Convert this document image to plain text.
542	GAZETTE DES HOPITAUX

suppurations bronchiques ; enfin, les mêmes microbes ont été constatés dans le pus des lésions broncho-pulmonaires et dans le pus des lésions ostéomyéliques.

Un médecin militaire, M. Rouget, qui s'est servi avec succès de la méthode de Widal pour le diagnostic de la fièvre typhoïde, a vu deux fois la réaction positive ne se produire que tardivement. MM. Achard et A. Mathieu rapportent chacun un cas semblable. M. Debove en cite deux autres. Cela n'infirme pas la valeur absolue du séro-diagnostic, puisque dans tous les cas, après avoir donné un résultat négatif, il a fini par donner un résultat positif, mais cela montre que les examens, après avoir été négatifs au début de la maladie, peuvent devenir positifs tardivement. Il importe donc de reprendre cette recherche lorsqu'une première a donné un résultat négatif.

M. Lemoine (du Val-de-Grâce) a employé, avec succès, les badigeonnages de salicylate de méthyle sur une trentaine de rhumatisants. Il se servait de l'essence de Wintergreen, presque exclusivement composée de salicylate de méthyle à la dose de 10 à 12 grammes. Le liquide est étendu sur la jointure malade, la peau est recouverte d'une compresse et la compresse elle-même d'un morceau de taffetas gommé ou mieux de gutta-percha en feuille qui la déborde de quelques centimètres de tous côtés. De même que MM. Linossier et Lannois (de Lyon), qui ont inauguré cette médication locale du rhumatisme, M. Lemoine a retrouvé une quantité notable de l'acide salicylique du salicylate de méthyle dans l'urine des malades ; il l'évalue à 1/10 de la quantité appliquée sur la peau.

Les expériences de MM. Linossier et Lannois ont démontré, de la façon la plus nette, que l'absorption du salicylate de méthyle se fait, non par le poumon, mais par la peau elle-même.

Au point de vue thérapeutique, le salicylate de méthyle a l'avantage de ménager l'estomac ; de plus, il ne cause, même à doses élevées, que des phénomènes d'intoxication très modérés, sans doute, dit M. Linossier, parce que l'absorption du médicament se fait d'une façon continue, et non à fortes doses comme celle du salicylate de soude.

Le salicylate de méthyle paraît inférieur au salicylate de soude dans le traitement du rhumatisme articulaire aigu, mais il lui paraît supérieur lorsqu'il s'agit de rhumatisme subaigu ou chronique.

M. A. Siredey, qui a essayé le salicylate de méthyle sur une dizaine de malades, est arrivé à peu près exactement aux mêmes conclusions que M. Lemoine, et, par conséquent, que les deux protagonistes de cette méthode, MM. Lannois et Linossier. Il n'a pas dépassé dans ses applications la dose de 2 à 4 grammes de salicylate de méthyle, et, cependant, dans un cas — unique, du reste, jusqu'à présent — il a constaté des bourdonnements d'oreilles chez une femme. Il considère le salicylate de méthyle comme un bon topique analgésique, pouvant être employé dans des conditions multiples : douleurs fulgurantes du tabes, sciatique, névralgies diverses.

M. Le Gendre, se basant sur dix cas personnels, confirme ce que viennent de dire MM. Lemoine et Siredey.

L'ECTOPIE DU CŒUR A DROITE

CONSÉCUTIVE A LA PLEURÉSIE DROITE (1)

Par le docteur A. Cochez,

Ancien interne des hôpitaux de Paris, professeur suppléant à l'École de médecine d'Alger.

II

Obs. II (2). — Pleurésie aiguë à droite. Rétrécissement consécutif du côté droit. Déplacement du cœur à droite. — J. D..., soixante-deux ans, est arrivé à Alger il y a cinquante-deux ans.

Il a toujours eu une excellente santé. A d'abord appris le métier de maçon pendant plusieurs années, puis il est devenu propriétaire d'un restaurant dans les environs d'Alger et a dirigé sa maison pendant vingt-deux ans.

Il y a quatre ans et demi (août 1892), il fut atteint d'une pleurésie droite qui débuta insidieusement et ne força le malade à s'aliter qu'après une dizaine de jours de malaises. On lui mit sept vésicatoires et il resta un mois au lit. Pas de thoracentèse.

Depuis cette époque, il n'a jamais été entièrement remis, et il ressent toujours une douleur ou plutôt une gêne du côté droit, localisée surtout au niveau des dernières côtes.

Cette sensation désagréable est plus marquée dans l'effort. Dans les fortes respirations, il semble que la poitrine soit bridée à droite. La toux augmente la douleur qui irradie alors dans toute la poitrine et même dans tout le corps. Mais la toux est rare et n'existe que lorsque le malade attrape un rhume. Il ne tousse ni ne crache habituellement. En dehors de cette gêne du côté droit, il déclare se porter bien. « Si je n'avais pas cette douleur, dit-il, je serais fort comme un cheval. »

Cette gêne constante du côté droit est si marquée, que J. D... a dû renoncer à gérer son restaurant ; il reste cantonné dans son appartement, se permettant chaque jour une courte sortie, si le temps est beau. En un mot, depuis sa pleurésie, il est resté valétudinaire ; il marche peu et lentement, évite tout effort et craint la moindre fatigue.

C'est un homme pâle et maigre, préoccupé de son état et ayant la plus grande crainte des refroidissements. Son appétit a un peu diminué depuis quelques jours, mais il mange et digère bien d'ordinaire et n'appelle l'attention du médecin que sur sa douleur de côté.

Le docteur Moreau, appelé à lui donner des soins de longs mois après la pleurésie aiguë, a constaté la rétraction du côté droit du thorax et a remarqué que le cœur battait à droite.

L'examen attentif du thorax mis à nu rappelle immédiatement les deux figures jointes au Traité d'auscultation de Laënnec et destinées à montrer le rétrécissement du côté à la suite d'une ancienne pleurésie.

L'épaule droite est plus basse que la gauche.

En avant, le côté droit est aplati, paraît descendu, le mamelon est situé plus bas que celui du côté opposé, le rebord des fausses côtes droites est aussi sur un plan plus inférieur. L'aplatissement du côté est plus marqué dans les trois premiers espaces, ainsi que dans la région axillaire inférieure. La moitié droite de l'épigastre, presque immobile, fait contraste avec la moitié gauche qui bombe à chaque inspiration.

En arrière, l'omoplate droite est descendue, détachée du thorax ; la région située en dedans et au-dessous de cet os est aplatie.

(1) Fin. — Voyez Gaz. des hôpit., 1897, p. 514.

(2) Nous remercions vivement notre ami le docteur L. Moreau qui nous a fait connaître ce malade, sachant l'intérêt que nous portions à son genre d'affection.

◇ ◇ ◇

Problem details> Return the material exactly as it stands.

Task solution>
Convert this document image to plain text.
542	GAZETTE DES HOPITAUX

suppurations bronchiques ; enfin, les mêmes microbes ont été constatés dans le pus des lésions broncho-pulmonaires et dans le pus des lésions ostéomyéliques.

Un médecin militaire, M. Rouget, qui s'est servi avec succès de la méthode de Widal pour le diagnostic de la fièvre typhoïde, a vu deux fois la réaction positive ne se produire que tardivement. MM. Achard et A. Mathieu rapportent chacun un cas semblable. M. Debove en cite deux autres. Cela n'infirme pas la valeur absolue du séro-diagnostic, puisque dans tous les cas, après avoir donné un résultat négatif, il a fini par donner un résultat positif, mais cela montre que les examens, après avoir été négatifs au début de la maladie, peuvent devenir positifs tardivement. Il importe donc de reprendre cette recherche lorsqu'une première a donné un résultat négatif.

M. Lemoine (du Val-de-Grâce) a employé, avec succès, les badigeonnages de salicylate de méthyle sur une trentaine de rhumatisants. Il se servait de l'essence de Wintergreen, presque exclusivement composée de salicylate de méthyle à la dose de 10 à 12 grammes. Le liquide est étendu sur la jointure malade, la peau est recouverte d'une compresse et la compresse elle-même d'un morceau de taffetas gommé ou mieux de gutta-percha en feuille qui la déborde de quelques centimètres de tous côtés. De même que MM. Linossier et Lannois (de Lyon), qui ont inauguré cette médication locale du rhumatisme, M. Lemoine a retrouvé une quantité notable de l'acide salicylique du salicylate de méthyle dans l'urine des malades ; il l'évalue à 1/10 de la quantité appliquée sur la peau.

Les expériences de MM. Linossier et Lannois ont démontré, de la façon la plus nette, que l'absorption du salicylate de méthyle se fait, non par le poumon, mais par la peau elle-même.

Au point de vue thérapeutique, le salicylate de méthyle a l'avantage de ménager l'estomac ; de plus, il ne cause, même à doses élevées, que des phénomènes d'intoxication très modérés, sans doute, dit M. Linossier, parce que l'absorption du médicament se fait d'une façon continue, et non à fortes doses comme celle du salicylate de soude.

Le salicylate de méthyle paraît inférieur au salicylate de soude dans le traitement du rhumatisme articulaire aigu, mais il lui paraît supérieur lorsqu'il s'agit de rhumatisme subaigu ou chronique.

M. A. Siredey, qui a essayé le salicylate de méthyle sur une dizaine de malades, est arrivé à peu près exactement aux mêmes conclusions que M. Lemoine, et, par conséquent, que les deux protagonistes de cette méthode, MM. Lannois et Linossier. Il n'a pas dépassé dans ses applications la dose de 2 à 4 grammes de salicylate de méthyle, et, cependant, dans un cas — unique, du reste, jusqu'à présent — il a constaté des bourdonnements d'oreilles chez une femme. Il considère le salicylate de méthyle comme un bon topique analgésique, pouvant être employé dans des conditions multiples : douleurs fulgurantes du tabes, sciatique, névralgies diverses.

M. Le Gendre, se basant sur dix cas personnels, confirme ce que viennent de dire MM. Lemoine et Siredey.

L'ECTOPIE DU CŒUR A DROITE

CONSÉCUTIVE A LA PLEURÉSIE DROITE (1)

Par le docteur A. Cochez,

Ancien interne des hôpitaux de Paris, professeur suppléant à l'École de médecine d'Alger.

II

Obs. II (2). — Pleurésie aiguë à droite. Rétrécissement consécutif du côté droit. Déplacement du cœur à droite. — J. D..., soixante-deux ans, est arrivé à Alger il y a cinquante-deux ans.

Il a toujours eu une excellente santé. A d'abord appris le métier de maçon pendant plusieurs années, puis il est devenu propriétaire d'un restaurant dans les environs d'Alger et a dirigé sa maison pendant vingt-deux ans.

Il y a quatre ans et demi (août 1892), il fut atteint d'une pleurésie droite qui débuta insidieusement et ne força le malade à s'aliter qu'après une dizaine de jours de malaises. On lui mit sept vésicatoires et il resta un mois au lit. Pas de thoracentèse.

Depuis cette époque, il n'a jamais été entièrement remis, et il ressent toujours une douleur ou plutôt une gêne du côté droit, localisée surtout au niveau des dernières côtes.

Cette sensation désagréable est plus marquée dans l'effort. Dans les fortes respirations, il semble que la poitrine soit bridée à droite. La toux augmente la douleur qui irradie alors dans toute la poitrine et même dans tout le corps. Mais la toux est rare et n'existe que lorsque le malade attrape un rhume. Il ne tousse ni ne crache habituellement. En dehors de cette gêne du côté droit, il déclare se porter bien. « Si je n'avais pas cette douleur, dit-il, je serais fort comme un cheval. »

Cette gêne constante du côté droit est si marquée, que J. D... a dû renoncer à gérer son restaurant ; il reste cantonné dans son appartement, se permettant chaque jour une courte sortie, si le temps est beau. En un mot, depuis sa pleurésie, il est resté valétudinaire ; il marche peu et lentement, évite tout effort et craint la moindre fatigue.

C'est un homme pâle et maigre, préoccupé de son état et ayant la plus grande crainte des refroidissements. Son appétit a un peu diminué depuis quelques jours, mais il mange et digère bien d'ordinaire et n'appelle l'attention du médecin que sur sa douleur de côté.

Le docteur Moreau, appelé à lui donner des soins de longs mois après la pleurésie aiguë, a constaté la rétraction du côté droit du thorax et a remarqué que le cœur battait à droite.

L'examen attentif du thorax mis à nu rappelle immédiatement les deux figures jointes au Traité d'auscultation de Laënnec et destinées à montrer le rétrécissement du côté à la suite d'une ancienne pleurésie.

L'épaule droite est plus basse que la gauche.

En avant, le côté droit est aplati, paraît descendu, le mamelon est situé plus bas que celui du côté opposé, le rebord des fausses côtes droites est aussi sur un plan plus inférieur. L'aplatissement du côté est plus marqué dans les trois premiers espaces, ainsi que dans la région axillaire inférieure. La moitié droite de l'épigastre, presque immobile, fait contraste avec la moitié gauche qui bombe à chaque inspiration.

En arrière, l'omoplate droite est descendue, détachée du thorax ; la région située en dedans et au-dessous de cet os est aplatie.

(1) Fin. — Voyez Gaz. des hôpit., 1897, p. 514.

(2) Nous remercions vivement notre ami le docteur L. Moreau qui nous a fait connaître ce malade, sachant l'intérêt que nous portions à son genre d'affection.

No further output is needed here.